> **The exercise**
Copy all of the material below exactly.

> **Records supplied**
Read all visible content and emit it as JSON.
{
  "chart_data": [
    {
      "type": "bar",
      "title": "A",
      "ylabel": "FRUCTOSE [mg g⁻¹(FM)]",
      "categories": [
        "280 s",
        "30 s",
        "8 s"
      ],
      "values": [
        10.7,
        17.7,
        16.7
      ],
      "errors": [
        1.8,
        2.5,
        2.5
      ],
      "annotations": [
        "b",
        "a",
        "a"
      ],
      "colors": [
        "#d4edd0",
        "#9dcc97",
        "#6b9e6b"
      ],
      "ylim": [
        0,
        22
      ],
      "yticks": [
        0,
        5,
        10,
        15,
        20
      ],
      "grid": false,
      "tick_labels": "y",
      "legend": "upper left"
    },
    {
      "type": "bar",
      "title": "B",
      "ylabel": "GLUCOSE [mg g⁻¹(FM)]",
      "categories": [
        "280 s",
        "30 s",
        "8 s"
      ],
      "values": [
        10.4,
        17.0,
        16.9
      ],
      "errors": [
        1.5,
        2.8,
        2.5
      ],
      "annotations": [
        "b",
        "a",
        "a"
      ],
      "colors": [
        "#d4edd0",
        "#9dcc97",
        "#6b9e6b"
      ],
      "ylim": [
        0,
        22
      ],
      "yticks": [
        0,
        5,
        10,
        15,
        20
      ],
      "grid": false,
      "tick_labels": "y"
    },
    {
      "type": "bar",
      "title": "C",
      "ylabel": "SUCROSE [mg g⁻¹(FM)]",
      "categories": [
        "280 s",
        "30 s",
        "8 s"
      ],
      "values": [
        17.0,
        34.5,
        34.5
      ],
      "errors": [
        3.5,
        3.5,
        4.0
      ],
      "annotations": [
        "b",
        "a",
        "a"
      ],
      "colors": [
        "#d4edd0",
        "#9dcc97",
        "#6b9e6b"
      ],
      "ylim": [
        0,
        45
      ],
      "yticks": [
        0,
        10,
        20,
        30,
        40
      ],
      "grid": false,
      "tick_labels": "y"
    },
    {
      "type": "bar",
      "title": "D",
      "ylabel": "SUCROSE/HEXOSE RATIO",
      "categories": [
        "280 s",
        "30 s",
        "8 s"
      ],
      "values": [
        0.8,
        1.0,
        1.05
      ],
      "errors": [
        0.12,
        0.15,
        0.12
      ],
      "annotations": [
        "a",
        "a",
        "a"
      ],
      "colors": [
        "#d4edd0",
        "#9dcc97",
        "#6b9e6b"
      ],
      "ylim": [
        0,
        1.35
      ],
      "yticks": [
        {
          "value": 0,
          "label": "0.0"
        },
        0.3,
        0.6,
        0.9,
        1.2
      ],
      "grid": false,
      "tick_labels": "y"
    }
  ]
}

> **Problem solution**
Read all visible content and emit it as JSON.
{
  "chart_data": [
    {
      "type": "bar",
      "title": "A",
      "ylabel": "FRUCTOSE [mg g⁻¹(FM)]",
      "categories": [
        "280 s",
        "30 s",
        "8 s"
      ],
      "values": [
        10.7,
        17.7,
        16.7
      ],
      "errors": [
        1.8,
        2.5,
        2.5
      ],
      "annotations": [
        "b",
        "a",
        "a"
      ],
      "colors": [
        "#d4edd0",
        "#9dcc97",
        "#6b9e6b"
      ],
      "ylim": [
        0,
        22
      ],
      "yticks": [
        0,
        5,
        10,
        15,
        20
      ],
      "grid": false,
      "tick_labels": "y",
      "legend": "upper left"
    },
    {
      "type": "bar",
      "title": "B",
      "ylabel": "GLUCOSE [mg g⁻¹(FM)]",
      "categories": [
        "280 s",
        "30 s",
        "8 s"
      ],
      "values": [
        10.4,
        17.0,
        16.9
      ],
      "errors": [
        1.5,
        2.8,
        2.5
      ],
      "annotations": [
        "b",
        "a",
        "a"
      ],
      "colors": [
        "#d4edd0",
        "#9dcc97",
        "#6b9e6b"
      ],
      "ylim": [
        0,
        22
      ],
      "yticks": [
        0,
        5,
        10,
        15,
        20
      ],
      "grid": false,
      "tick_labels": "y"
    },
    {
      "type": "bar",
      "title": "C",
      "ylabel": "SUCROSE [mg g⁻¹(FM)]",
      "categories": [
        "280 s",
        "30 s",
        "8 s"
      ],
      "values": [
        17.0,
        34.5,
        34.5
      ],
      "errors": [
        3.5,
        3.5,
        4.0
      ],
      "annotations": [
        "b",
        "a",
        "a"
      ],
      "colors": [
        "#d4edd0",
        "#9dcc97",
        "#6b9e6b"
      ],
      "ylim": [
        0,
        45
      ],
      "yticks": [
        0,
        10,
        20,
        30,
        40
      ],
      "grid": false,
      "tick_labels": "y"
    },
    {
      "type": "bar",
      "title": "D",
      "ylabel": "SUCROSE/HEXOSE RATIO",
      "categories": [
        "280 s",
        "30 s",
        "8 s"
      ],
      "values": [
        0.8,
        1.0,
        1.05
      ],
      "errors": [
        0.12,
        0.15,
        0.12
      ],
      "annotations": [
        "a",
        "a",
        "a"
      ],
      "colors": [
        "#d4edd0",
        "#9dcc97",
        "#6b9e6b"
      ],
      "ylim": [
        0,
        1.35
      ],
      "yticks": [
        {
          "value": 0,
          "label": "0.0"
        },
        0.3,
        0.6,
        0.9,
        1.2
      ],
      "grid": false,
      "tick_labels": "y"
    }
  ]
}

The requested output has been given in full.